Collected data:
########

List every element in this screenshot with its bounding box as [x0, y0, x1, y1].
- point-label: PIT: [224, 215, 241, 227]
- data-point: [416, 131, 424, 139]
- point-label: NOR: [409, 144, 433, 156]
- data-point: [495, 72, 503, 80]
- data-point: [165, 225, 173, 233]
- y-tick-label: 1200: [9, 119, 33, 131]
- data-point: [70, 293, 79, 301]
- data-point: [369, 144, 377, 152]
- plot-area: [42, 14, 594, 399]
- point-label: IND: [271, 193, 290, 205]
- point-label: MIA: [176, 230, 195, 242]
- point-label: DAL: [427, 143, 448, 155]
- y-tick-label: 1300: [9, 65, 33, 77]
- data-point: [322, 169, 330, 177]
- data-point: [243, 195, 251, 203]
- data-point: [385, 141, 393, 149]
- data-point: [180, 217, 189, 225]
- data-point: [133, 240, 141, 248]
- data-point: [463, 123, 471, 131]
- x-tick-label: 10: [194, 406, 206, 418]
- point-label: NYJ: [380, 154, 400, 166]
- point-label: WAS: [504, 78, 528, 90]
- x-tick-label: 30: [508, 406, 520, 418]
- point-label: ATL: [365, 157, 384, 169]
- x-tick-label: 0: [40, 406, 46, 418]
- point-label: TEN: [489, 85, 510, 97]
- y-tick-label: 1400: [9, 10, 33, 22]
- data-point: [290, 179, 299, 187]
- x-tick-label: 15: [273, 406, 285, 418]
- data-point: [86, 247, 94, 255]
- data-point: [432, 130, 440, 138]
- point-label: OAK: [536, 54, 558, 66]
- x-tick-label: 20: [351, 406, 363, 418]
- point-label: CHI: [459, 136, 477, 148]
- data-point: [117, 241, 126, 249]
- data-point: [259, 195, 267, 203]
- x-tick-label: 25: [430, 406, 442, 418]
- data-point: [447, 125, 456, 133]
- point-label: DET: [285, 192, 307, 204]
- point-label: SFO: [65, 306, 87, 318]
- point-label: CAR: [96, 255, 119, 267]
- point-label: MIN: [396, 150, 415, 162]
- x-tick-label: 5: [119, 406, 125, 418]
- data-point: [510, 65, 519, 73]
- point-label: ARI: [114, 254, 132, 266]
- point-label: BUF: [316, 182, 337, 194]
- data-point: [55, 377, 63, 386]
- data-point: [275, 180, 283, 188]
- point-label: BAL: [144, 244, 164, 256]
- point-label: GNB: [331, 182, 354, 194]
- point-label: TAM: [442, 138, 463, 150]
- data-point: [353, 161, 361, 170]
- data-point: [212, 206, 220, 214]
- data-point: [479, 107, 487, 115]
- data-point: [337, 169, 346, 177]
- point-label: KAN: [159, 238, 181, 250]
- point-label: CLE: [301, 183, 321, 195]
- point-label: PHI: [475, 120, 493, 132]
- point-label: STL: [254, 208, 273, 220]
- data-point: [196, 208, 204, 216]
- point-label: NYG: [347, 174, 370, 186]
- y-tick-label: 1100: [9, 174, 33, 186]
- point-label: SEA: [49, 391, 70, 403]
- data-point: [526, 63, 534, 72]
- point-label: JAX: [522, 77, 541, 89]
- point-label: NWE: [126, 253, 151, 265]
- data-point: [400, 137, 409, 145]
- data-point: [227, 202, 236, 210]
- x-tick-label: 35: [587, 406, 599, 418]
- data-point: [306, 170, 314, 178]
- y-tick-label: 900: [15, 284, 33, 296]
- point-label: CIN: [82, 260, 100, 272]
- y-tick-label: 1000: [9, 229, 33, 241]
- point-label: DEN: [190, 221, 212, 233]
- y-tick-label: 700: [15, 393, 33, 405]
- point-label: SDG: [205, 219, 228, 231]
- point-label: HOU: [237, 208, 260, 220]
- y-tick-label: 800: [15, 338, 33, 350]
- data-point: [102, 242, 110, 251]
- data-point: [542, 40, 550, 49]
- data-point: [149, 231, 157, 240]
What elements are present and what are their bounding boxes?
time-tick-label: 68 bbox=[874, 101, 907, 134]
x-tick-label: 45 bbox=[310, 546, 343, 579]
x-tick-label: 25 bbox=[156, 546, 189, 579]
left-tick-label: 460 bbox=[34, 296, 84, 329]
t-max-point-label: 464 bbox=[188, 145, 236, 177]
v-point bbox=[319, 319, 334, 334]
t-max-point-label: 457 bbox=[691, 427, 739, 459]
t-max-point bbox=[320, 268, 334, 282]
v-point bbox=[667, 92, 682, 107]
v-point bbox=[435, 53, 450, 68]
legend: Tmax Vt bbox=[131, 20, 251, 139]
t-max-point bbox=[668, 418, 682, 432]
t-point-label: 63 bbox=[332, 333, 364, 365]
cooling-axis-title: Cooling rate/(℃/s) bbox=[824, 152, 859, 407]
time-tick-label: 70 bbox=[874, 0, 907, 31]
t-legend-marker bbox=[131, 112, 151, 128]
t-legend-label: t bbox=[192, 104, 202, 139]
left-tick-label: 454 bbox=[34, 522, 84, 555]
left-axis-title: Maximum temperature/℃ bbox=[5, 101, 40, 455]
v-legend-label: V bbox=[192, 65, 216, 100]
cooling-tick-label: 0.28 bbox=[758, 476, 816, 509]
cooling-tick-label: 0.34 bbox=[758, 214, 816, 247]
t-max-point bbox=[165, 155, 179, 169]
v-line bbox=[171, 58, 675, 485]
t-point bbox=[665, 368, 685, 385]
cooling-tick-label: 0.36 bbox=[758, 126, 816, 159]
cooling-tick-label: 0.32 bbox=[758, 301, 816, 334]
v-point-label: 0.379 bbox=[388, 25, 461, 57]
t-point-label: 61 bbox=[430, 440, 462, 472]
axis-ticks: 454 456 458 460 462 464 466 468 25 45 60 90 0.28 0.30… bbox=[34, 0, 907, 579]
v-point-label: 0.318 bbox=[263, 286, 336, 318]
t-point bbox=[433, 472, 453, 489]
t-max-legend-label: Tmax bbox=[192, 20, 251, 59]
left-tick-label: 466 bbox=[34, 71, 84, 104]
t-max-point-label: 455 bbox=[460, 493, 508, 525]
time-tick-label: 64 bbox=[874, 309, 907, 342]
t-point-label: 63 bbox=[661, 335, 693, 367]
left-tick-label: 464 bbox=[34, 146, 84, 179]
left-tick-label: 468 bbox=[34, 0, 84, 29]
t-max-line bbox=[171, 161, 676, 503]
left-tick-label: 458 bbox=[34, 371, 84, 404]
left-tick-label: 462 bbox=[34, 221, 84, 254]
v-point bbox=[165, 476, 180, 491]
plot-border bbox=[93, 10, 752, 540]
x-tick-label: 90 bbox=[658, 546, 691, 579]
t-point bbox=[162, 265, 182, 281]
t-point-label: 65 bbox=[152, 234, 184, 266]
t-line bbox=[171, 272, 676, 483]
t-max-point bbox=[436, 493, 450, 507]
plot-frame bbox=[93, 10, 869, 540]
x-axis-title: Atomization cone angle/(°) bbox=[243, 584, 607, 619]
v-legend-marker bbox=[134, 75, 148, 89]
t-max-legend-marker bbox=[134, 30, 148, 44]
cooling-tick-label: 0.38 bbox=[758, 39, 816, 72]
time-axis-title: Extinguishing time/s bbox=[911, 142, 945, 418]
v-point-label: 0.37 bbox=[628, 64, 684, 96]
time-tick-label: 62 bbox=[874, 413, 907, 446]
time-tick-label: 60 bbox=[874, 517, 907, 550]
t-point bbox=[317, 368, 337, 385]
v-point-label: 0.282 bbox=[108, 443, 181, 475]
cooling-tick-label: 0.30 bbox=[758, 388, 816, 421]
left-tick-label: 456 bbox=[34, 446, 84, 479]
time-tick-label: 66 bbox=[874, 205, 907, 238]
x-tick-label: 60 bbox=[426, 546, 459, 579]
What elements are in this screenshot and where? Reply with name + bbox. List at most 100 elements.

########

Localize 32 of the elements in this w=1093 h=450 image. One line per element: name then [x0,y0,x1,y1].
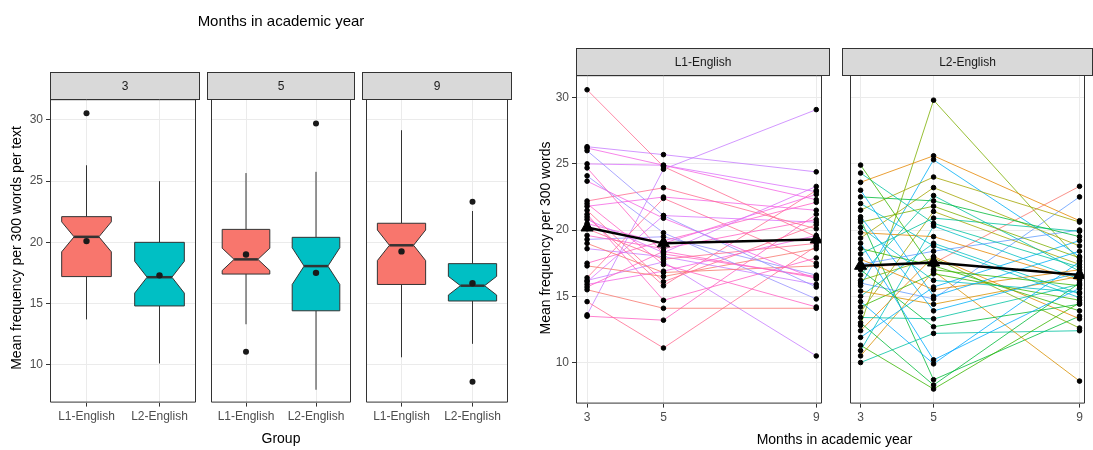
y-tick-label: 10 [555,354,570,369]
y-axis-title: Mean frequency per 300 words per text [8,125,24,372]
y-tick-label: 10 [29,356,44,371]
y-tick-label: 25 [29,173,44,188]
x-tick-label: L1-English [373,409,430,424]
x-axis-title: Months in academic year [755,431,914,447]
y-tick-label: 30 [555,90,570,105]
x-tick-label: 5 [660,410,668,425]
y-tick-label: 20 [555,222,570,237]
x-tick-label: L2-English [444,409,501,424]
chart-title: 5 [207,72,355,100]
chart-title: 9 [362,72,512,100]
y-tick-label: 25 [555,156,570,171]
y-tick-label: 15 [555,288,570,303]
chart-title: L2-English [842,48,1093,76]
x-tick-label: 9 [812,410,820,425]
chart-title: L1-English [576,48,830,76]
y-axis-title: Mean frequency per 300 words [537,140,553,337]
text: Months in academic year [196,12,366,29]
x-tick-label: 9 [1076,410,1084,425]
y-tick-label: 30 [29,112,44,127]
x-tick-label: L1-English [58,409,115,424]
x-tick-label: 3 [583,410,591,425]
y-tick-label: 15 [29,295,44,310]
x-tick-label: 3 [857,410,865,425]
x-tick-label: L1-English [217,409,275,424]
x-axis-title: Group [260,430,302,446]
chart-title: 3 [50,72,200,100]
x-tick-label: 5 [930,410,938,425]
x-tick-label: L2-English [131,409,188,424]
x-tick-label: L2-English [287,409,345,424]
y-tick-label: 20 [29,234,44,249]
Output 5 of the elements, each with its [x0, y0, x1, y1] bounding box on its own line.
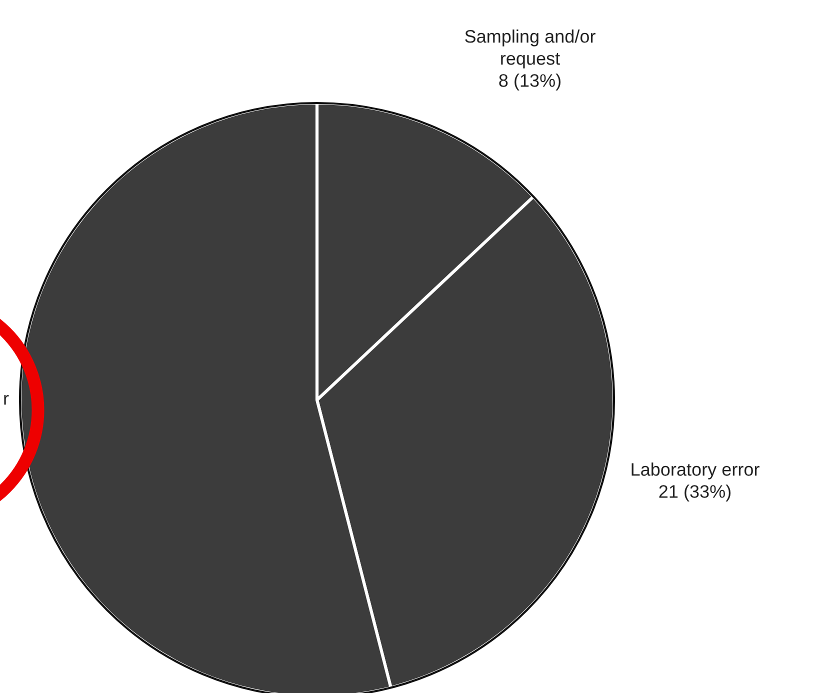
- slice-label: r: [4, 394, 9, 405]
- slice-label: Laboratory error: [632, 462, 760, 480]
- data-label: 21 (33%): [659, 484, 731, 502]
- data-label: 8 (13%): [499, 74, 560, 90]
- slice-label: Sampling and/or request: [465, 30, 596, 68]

########

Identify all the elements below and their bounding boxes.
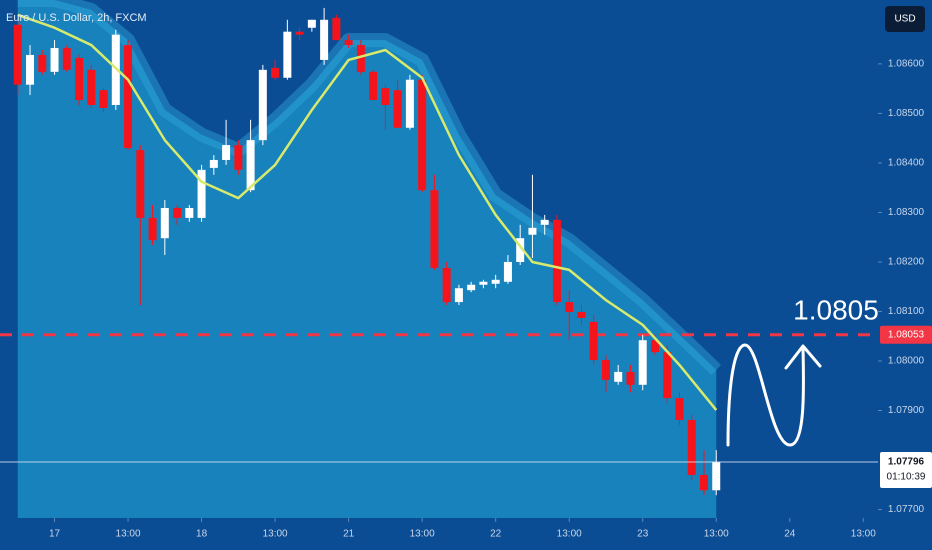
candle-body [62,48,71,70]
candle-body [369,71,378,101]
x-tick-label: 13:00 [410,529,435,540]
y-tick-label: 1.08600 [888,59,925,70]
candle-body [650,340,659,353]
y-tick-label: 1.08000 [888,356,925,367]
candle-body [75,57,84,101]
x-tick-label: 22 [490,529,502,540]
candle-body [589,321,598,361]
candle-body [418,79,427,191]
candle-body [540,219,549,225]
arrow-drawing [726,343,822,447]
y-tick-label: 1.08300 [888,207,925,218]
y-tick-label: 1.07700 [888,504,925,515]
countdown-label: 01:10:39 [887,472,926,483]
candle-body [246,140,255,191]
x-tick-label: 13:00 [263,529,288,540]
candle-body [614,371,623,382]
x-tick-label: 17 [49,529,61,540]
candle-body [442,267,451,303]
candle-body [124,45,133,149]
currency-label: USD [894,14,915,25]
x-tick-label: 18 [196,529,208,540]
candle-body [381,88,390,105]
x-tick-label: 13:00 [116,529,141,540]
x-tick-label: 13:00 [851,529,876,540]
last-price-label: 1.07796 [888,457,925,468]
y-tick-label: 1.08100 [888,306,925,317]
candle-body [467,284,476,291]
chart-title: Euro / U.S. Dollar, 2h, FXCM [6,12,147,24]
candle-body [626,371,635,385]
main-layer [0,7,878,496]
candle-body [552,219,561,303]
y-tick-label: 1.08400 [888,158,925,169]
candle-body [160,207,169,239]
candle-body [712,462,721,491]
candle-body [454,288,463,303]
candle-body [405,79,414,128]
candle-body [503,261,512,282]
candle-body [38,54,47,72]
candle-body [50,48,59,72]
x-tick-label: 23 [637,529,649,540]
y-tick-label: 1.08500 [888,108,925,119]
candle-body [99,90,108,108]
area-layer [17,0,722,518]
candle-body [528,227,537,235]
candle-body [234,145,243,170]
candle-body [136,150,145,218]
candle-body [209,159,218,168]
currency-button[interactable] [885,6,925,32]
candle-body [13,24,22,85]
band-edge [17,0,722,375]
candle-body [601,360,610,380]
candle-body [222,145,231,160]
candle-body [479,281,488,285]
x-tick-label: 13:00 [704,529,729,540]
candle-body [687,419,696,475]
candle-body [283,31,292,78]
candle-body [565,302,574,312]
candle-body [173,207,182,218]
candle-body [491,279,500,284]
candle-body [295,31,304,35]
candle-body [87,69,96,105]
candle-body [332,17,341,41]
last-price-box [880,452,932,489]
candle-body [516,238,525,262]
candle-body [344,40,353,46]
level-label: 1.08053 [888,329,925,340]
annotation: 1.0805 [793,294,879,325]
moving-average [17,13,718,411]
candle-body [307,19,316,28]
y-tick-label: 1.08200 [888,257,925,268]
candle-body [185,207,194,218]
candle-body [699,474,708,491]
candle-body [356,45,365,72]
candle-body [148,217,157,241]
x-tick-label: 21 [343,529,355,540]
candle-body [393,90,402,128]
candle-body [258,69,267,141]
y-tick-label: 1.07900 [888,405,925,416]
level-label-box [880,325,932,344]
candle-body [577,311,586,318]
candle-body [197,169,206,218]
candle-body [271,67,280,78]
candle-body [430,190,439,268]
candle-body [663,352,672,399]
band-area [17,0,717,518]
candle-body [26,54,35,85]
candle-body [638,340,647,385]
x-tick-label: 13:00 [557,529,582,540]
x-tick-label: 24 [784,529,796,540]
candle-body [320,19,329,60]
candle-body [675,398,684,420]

########

Stated task: Copy the rows again word for word, taking the stretch from the line containing "- slice-label: r: [4, 394, 9, 405]" through the line containing "- slice-label: Sampling", both ends included.

Solution:
- slice-label: r: [4, 394, 9, 405]
- slice-label: Laboratory error: [632, 462, 760, 480]
- data-label: 21 (33%): [659, 484, 731, 502]
- data-label: 8 (13%): [499, 74, 560, 90]
- slice-label: Sampling and/or request: [465, 30, 596, 68]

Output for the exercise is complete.